List the lines of this listing that hold the word "oken".

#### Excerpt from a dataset
********************
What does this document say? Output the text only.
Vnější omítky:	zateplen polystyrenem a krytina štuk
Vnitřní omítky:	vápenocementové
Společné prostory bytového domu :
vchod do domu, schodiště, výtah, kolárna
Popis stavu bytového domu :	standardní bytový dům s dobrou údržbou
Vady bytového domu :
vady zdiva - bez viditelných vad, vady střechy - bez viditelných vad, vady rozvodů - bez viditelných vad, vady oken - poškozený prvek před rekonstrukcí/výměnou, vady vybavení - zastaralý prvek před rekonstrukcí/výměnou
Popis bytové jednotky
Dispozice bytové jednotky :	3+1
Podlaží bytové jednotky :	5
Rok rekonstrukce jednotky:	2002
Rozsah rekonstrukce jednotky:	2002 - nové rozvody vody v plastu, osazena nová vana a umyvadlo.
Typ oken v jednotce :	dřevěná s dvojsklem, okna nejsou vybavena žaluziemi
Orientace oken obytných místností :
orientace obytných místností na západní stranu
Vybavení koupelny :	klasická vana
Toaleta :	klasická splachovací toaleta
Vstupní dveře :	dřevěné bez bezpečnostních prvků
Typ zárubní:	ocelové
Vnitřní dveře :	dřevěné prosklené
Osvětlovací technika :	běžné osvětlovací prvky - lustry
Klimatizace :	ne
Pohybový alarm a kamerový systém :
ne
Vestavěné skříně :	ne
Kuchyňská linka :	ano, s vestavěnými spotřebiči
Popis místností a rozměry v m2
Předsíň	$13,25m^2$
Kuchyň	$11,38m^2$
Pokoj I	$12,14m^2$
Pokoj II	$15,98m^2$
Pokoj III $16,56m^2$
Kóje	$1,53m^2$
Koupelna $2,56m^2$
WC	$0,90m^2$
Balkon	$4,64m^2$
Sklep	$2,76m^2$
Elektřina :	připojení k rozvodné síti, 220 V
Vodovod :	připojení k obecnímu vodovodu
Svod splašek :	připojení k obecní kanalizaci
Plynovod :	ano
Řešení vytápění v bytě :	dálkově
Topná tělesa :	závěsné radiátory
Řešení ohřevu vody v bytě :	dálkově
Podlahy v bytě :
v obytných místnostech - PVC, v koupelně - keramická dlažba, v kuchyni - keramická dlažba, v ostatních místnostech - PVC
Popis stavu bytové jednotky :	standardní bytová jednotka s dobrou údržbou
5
********************
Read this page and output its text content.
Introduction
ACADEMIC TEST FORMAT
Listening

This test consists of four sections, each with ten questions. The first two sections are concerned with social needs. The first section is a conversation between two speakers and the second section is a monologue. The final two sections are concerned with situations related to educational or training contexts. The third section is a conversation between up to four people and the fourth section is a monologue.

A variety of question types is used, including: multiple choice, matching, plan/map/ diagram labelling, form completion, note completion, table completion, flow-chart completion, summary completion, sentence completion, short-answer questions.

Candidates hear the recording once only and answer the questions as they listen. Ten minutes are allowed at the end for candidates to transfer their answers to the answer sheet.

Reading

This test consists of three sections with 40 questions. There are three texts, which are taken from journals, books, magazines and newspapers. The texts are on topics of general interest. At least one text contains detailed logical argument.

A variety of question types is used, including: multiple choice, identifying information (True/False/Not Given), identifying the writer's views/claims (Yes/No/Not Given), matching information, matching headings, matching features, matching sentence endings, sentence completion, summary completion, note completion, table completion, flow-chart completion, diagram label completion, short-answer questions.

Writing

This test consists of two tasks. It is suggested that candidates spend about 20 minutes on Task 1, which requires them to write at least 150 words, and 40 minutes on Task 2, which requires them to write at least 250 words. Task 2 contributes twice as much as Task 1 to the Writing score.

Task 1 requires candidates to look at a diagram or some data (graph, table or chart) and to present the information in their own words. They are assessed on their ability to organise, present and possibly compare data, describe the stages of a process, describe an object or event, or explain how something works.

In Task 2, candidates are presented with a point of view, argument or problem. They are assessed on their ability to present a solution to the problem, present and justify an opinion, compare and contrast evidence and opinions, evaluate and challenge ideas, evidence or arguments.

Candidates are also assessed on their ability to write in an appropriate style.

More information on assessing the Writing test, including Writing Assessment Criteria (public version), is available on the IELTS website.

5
********************
#### Answer in full
vady zdiva - bez viditelných vad, vady střechy - bez viditelných vad, vady rozvodů - bez viditelných vad, vady oken - poškozený prvek před rekonstrukcí/výměnou, vady vybavení - zastaralý prvek před rekonstrukcí/výměnou
Typ oken v jednotce :	dřevěná s dvojsklem, okna nejsou vybavena žaluziemi
Orientace oken obytných místností :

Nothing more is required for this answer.